Input for this task.
****************
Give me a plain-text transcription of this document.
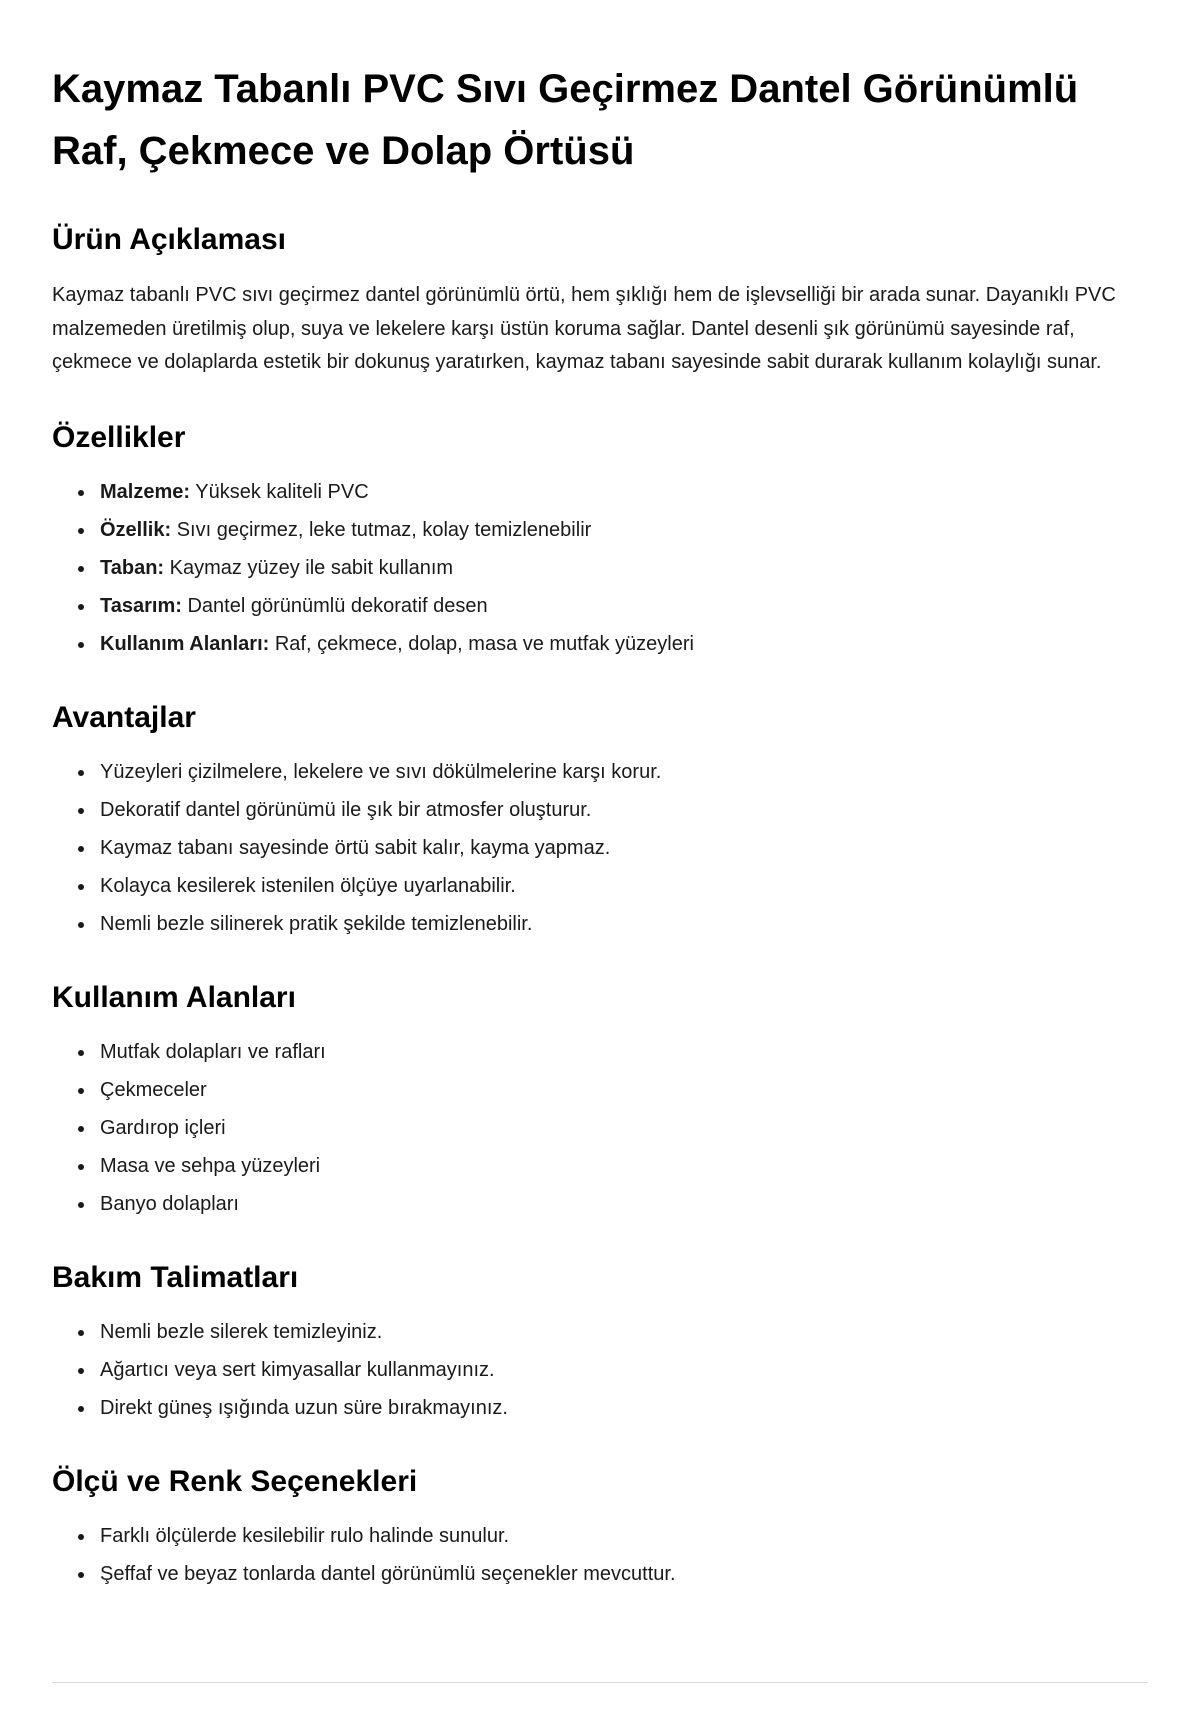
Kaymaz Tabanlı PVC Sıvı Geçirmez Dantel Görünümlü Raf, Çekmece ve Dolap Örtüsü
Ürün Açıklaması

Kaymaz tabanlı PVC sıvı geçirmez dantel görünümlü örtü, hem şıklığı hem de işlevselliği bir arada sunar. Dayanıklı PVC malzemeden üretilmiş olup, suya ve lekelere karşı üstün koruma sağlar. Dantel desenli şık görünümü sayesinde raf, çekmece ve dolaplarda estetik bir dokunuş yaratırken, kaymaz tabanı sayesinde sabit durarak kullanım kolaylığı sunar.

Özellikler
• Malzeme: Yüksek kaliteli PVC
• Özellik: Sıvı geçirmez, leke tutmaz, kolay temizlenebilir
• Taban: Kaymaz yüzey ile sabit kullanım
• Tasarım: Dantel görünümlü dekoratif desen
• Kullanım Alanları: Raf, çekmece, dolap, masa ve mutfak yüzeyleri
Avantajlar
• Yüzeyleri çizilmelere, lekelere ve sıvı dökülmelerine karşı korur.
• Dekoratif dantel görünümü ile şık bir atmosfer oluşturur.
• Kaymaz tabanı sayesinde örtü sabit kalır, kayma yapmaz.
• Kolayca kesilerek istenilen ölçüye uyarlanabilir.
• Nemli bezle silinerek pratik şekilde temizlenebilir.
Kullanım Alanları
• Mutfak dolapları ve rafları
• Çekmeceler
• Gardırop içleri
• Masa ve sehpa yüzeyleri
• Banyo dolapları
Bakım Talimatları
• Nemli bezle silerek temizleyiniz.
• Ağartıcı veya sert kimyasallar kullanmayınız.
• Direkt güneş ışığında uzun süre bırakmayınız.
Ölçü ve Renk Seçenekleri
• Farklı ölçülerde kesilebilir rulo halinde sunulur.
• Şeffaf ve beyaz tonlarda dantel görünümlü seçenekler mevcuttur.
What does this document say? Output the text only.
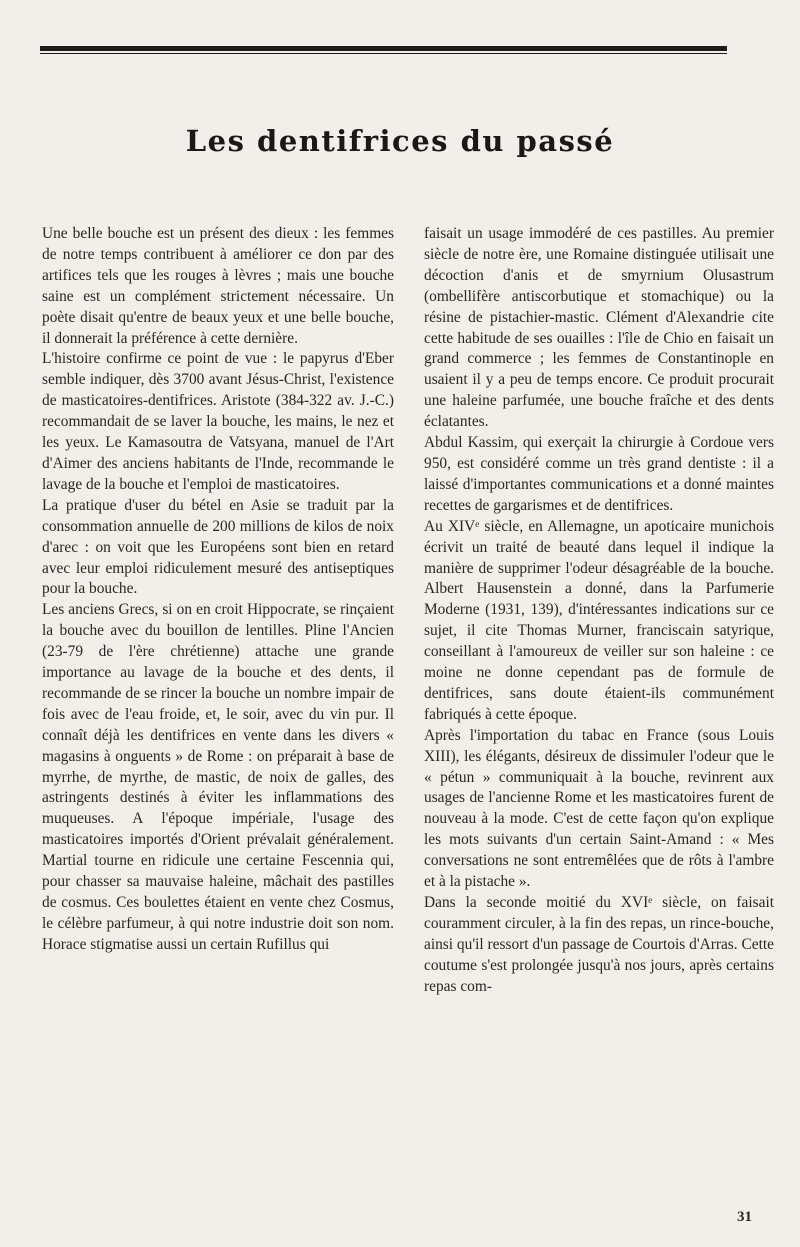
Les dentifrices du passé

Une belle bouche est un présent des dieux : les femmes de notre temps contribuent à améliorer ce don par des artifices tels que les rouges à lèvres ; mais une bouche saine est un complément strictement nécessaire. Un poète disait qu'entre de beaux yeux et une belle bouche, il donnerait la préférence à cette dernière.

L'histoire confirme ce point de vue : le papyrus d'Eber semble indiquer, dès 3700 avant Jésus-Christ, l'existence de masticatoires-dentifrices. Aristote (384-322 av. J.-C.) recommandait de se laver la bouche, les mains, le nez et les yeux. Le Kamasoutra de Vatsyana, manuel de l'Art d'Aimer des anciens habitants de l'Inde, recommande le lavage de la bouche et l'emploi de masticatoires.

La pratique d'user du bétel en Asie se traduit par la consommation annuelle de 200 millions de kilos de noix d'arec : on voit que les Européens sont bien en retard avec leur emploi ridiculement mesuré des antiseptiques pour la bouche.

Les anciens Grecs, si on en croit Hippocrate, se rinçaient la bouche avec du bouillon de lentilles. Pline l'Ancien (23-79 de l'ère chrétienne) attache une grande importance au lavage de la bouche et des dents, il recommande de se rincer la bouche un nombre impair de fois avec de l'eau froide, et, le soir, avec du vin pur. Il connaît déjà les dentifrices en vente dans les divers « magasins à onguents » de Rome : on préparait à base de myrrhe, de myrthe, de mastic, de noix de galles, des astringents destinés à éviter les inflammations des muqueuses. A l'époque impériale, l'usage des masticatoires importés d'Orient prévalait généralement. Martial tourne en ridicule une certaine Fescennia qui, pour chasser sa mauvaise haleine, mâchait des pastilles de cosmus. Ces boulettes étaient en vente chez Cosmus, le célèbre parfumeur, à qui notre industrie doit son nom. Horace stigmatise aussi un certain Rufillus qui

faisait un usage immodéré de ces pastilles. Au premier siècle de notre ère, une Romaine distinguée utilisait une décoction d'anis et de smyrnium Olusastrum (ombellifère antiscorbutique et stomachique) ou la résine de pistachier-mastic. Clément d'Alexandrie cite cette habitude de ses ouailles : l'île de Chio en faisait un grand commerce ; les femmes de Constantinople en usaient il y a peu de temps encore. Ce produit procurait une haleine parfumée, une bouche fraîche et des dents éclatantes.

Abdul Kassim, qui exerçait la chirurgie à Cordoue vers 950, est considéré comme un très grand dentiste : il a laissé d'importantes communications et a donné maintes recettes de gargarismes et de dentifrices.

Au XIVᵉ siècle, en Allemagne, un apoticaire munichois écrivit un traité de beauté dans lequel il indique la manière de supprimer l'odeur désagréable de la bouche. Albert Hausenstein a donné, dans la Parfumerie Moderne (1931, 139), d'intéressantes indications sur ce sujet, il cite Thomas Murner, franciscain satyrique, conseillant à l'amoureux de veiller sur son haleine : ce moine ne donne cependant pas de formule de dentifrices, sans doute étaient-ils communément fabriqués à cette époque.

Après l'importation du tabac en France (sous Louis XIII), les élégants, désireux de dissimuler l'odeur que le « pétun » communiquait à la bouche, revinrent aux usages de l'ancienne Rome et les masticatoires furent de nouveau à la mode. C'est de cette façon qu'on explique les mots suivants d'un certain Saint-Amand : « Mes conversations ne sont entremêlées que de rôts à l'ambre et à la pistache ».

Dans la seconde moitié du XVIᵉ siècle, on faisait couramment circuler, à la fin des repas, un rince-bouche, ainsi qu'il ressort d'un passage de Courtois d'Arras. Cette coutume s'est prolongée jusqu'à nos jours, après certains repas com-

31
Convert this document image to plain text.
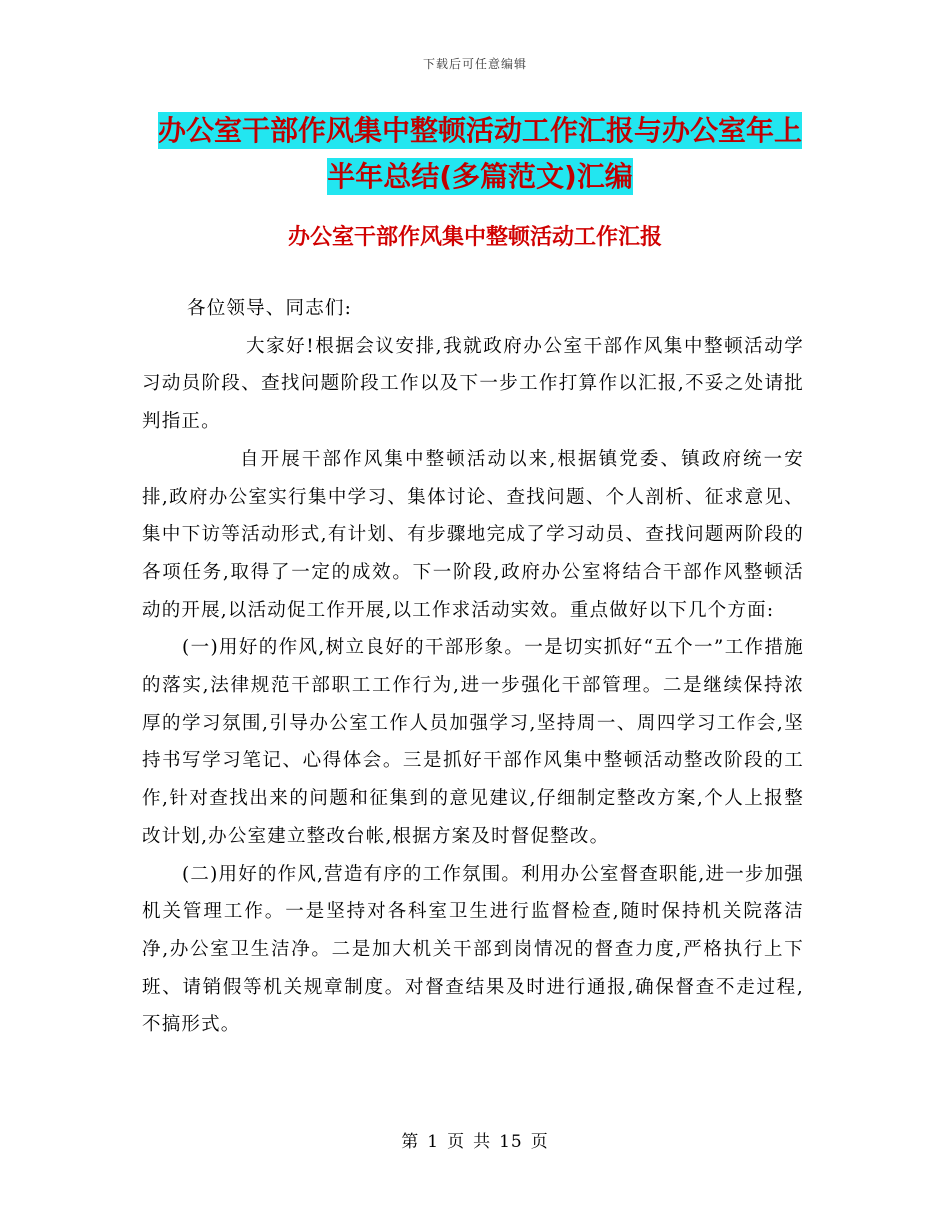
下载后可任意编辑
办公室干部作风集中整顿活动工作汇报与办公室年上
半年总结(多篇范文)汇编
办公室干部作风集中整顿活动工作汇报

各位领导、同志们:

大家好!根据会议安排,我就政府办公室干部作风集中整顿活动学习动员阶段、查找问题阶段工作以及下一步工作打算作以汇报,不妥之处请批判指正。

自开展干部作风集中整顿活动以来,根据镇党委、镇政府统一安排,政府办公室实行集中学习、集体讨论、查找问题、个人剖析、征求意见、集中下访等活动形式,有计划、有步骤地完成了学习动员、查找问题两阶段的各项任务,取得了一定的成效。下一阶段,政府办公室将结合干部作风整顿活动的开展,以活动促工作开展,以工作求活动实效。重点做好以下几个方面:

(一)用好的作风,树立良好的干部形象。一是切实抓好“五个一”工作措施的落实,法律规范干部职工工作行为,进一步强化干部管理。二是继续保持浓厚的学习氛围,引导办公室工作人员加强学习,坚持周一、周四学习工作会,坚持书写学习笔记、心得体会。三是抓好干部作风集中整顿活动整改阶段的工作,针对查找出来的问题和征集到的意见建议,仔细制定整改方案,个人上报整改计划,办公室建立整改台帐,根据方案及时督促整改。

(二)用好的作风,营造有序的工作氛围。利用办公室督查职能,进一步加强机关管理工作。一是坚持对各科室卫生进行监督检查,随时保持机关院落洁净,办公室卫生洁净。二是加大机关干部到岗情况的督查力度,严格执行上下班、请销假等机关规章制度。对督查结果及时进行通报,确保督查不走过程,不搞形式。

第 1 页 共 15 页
****************
Go through the entries above and copy every line containing "tabanı".

Solution.
Kaymaz tabanlı PVC sıvı geçirmez dantel görünümlü örtü, hem şıklığı hem de işlevselliği bir arada sunar. Dayanıklı PVC malzemeden üretilmiş olup, suya ve lekelere karşı üstün koruma sağlar. Dantel desenli şık görünümü sayesinde raf, çekmece ve dolaplarda estetik bir dokunuş yaratırken, kaymaz tabanı sayesinde sabit durarak kullanım kolaylığı sunar.
• Kaymaz tabanı sayesinde örtü sabit kalır, kayma yapmaz.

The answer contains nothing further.